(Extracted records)
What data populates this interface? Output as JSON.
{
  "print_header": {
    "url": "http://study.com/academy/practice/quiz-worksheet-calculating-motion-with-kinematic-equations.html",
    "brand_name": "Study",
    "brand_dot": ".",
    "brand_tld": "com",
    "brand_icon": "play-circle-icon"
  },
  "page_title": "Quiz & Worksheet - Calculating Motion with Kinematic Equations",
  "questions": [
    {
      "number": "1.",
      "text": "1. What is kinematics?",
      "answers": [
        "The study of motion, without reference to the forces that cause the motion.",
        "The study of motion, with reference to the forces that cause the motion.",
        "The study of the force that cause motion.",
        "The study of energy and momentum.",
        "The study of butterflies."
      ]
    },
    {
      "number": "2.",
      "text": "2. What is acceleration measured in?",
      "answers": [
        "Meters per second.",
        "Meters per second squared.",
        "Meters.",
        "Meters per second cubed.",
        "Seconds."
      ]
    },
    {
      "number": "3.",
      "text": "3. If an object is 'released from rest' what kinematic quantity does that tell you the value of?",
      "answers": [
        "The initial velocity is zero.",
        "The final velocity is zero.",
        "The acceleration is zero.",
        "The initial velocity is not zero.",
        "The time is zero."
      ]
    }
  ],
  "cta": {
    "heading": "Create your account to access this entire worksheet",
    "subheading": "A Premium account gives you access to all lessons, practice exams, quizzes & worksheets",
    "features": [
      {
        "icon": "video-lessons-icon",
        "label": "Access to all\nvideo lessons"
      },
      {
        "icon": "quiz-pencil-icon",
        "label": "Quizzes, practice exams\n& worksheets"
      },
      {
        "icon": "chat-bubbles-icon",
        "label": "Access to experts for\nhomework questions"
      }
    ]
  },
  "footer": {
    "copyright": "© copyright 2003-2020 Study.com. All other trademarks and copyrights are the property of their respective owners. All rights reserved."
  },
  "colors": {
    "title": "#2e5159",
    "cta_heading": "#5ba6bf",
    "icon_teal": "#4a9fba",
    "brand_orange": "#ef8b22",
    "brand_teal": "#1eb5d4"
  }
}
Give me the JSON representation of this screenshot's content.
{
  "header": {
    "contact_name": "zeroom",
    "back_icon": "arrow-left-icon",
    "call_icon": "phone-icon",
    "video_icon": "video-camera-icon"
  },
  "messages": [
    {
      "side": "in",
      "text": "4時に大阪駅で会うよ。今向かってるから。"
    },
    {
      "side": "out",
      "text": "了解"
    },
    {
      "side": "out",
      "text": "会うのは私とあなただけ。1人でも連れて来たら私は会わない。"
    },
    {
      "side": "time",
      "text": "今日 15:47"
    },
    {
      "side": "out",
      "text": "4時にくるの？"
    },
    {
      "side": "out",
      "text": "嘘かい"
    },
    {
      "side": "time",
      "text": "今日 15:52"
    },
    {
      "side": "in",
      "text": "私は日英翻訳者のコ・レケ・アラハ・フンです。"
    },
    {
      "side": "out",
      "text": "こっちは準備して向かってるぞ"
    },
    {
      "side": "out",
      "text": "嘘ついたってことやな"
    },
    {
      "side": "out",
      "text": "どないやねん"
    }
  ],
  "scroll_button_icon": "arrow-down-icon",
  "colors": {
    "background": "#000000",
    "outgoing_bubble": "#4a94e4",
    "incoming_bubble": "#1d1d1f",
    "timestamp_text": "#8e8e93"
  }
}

■ WHAT IS REQUIRED:
Reproduce each record exactly, leaving nothing out.

■ OUTPUT BELOW:
What data populates this interface? Output as JSON.
{
  "print_header": {
    "url": "http://study.com/academy/practice/quiz-worksheet-calculating-motion-with-kinematic-equations.html",
    "brand_name": "Study",
    "brand_dot": ".",
    "brand_tld": "com",
    "brand_icon": "play-circle-icon"
  },
  "page_title": "Quiz & Worksheet - Calculating Motion with Kinematic Equations",
  "questions": [
    {
      "number": "1.",
      "text": "1. What is kinematics?",
      "answers": [
        "The study of motion, without reference to the forces that cause the motion.",
        "The study of motion, with reference to the forces that cause the motion.",
        "The study of the force that cause motion.",
        "The study of energy and momentum.",
        "The study of butterflies."
      ]
    },
    {
      "number": "2.",
      "text": "2. What is acceleration measured in?",
      "answers": [
        "Meters per second.",
        "Meters per second squared.",
        "Meters.",
        "Meters per second cubed.",
        "Seconds."
      ]
    },
    {
      "number": "3.",
      "text": "3. If an object is 'released from rest' what kinematic quantity does that tell you the value of?",
      "answers": [
        "The initial velocity is zero.",
        "The final velocity is zero.",
        "The acceleration is zero.",
        "The initial velocity is not zero.",
        "The time is zero."
      ]
    }
  ],
  "cta": {
    "heading": "Create your account to access this entire worksheet",
    "subheading": "A Premium account gives you access to all lessons, practice exams, quizzes & worksheets",
    "features": [
      {
        "icon": "video-lessons-icon",
        "label": "Access to all\nvideo lessons"
      },
      {
        "icon": "quiz-pencil-icon",
        "label": "Quizzes, practice exams\n& worksheets"
      },
      {
        "icon": "chat-bubbles-icon",
        "label": "Access to experts for\nhomework questions"
      }
    ]
  },
  "footer": {
    "copyright": "© copyright 2003-2020 Study.com. All other trademarks and copyrights are the property of their respective owners. All rights reserved."
  },
  "colors": {
    "title": "#2e5159",
    "cta_heading": "#5ba6bf",
    "icon_teal": "#4a9fba",
    "brand_orange": "#ef8b22",
    "brand_teal": "#1eb5d4"
  }
}
Give me the JSON representation of this screenshot's content.
{
  "header": {
    "contact_name": "zeroom",
    "back_icon": "arrow-left-icon",
    "call_icon": "phone-icon",
    "video_icon": "video-camera-icon"
  },
  "messages": [
    {
      "side": "in",
      "text": "4時に大阪駅で会うよ。今向かってるから。"
    },
    {
      "side": "out",
      "text": "了解"
    },
    {
      "side": "out",
      "text": "会うのは私とあなただけ。1人でも連れて来たら私は会わない。"
    },
    {
      "side": "time",
      "text": "今日 15:47"
    },
    {
      "side": "out",
      "text": "4時にくるの？"
    },
    {
      "side": "out",
      "text": "嘘かい"
    },
    {
      "side": "time",
      "text": "今日 15:52"
    },
    {
      "side": "in",
      "text": "私は日英翻訳者のコ・レケ・アラハ・フンです。"
    },
    {
      "side": "out",
      "text": "こっちは準備して向かってるぞ"
    },
    {
      "side": "out",
      "text": "嘘ついたってことやな"
    },
    {
      "side": "out",
      "text": "どないやねん"
    }
  ],
  "scroll_button_icon": "arrow-down-icon",
  "colors": {
    "background": "#000000",
    "outgoing_bubble": "#4a94e4",
    "incoming_bubble": "#1d1d1f",
    "timestamp_text": "#8e8e93"
  }
}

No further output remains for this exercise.